**Task goal:** Leaving the pictures aside, transcribe every line below exactly.

+---+

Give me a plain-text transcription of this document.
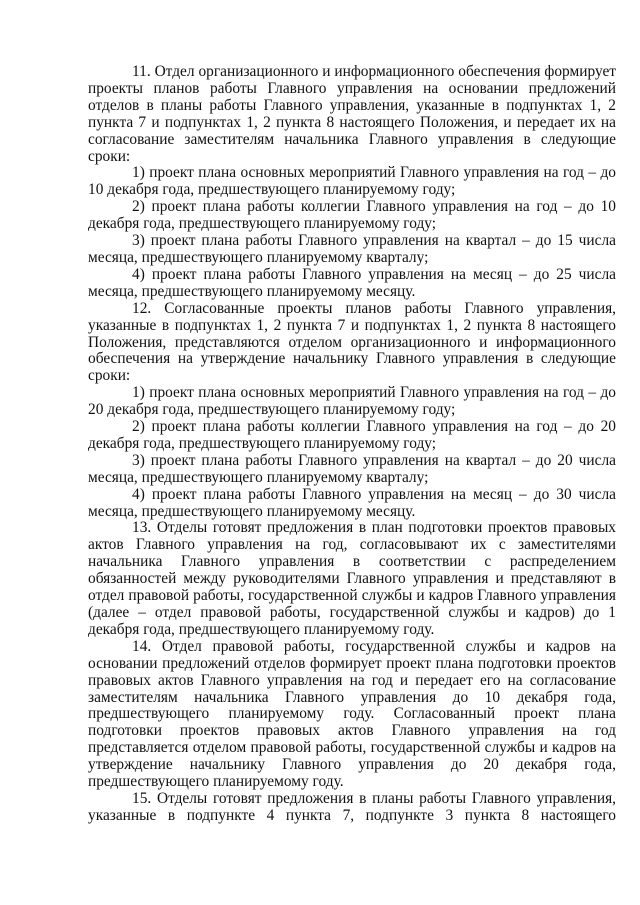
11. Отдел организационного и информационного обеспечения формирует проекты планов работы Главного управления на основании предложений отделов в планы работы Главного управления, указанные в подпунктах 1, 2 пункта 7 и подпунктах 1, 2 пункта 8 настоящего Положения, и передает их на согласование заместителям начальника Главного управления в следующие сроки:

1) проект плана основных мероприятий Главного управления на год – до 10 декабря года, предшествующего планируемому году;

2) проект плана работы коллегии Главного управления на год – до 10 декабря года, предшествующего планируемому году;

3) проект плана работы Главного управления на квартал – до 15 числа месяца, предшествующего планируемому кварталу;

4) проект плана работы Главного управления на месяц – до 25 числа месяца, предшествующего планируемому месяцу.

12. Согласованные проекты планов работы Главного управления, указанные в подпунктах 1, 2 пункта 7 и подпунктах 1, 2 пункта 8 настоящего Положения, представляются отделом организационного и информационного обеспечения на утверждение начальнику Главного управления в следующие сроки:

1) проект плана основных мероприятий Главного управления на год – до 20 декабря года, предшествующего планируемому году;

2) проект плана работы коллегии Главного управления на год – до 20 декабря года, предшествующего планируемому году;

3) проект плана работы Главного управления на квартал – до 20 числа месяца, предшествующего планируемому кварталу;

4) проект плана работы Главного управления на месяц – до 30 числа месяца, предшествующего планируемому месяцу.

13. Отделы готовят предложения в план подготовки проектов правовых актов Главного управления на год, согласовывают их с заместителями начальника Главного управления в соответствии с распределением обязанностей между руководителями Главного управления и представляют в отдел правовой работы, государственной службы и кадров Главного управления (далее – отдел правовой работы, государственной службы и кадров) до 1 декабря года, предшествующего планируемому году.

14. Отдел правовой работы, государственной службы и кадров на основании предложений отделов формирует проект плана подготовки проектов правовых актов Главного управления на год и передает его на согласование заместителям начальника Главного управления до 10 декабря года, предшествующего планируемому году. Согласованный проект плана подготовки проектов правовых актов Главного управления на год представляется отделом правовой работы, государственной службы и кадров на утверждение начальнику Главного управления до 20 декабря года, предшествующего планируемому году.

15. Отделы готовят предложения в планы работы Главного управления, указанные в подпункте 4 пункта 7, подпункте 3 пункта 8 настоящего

+---+

**Solution to this problem:**
Give me a plain-text transcription of this document.
11. Отдел организационного и информационного обеспечения формирует проекты планов работы Главного управления на основании предложений отделов в планы работы Главного управления, указанные в подпунктах 1, 2 пункта 7 и подпунктах 1, 2 пункта 8 настоящего Положения, и передает их на согласование заместителям начальника Главного управления в следующие сроки:

1) проект плана основных мероприятий Главного управления на год – до 10 декабря года, предшествующего планируемому году;

2) проект плана работы коллегии Главного управления на год – до 10 декабря года, предшествующего планируемому году;

3) проект плана работы Главного управления на квартал – до 15 числа месяца, предшествующего планируемому кварталу;

4) проект плана работы Главного управления на месяц – до 25 числа месяца, предшествующего планируемому месяцу.

12. Согласованные проекты планов работы Главного управления, указанные в подпунктах 1, 2 пункта 7 и подпунктах 1, 2 пункта 8 настоящего Положения, представляются отделом организационного и информационного обеспечения на утверждение начальнику Главного управления в следующие сроки:

1) проект плана основных мероприятий Главного управления на год – до 20 декабря года, предшествующего планируемому году;

2) проект плана работы коллегии Главного управления на год – до 20 декабря года, предшествующего планируемому году;

3) проект плана работы Главного управления на квартал – до 20 числа месяца, предшествующего планируемому кварталу;

4) проект плана работы Главного управления на месяц – до 30 числа месяца, предшествующего планируемому месяцу.

13. Отделы готовят предложения в план подготовки проектов правовых актов Главного управления на год, согласовывают их с заместителями начальника Главного управления в соответствии с распределением обязанностей между руководителями Главного управления и представляют в отдел правовой работы, государственной службы и кадров Главного управления (далее – отдел правовой работы, государственной службы и кадров) до 1 декабря года, предшествующего планируемому году.

14. Отдел правовой работы, государственной службы и кадров на основании предложений отделов формирует проект плана подготовки проектов правовых актов Главного управления на год и передает его на согласование заместителям начальника Главного управления до 10 декабря года, предшествующего планируемому году. Согласованный проект плана подготовки проектов правовых актов Главного управления на год представляется отделом правовой работы, государственной службы и кадров на утверждение начальнику Главного управления до 20 декабря года, предшествующего планируемому году.

15. Отделы готовят предложения в планы работы Главного управления, указанные в подпункте 4 пункта 7, подпункте 3 пункта 8 настоящего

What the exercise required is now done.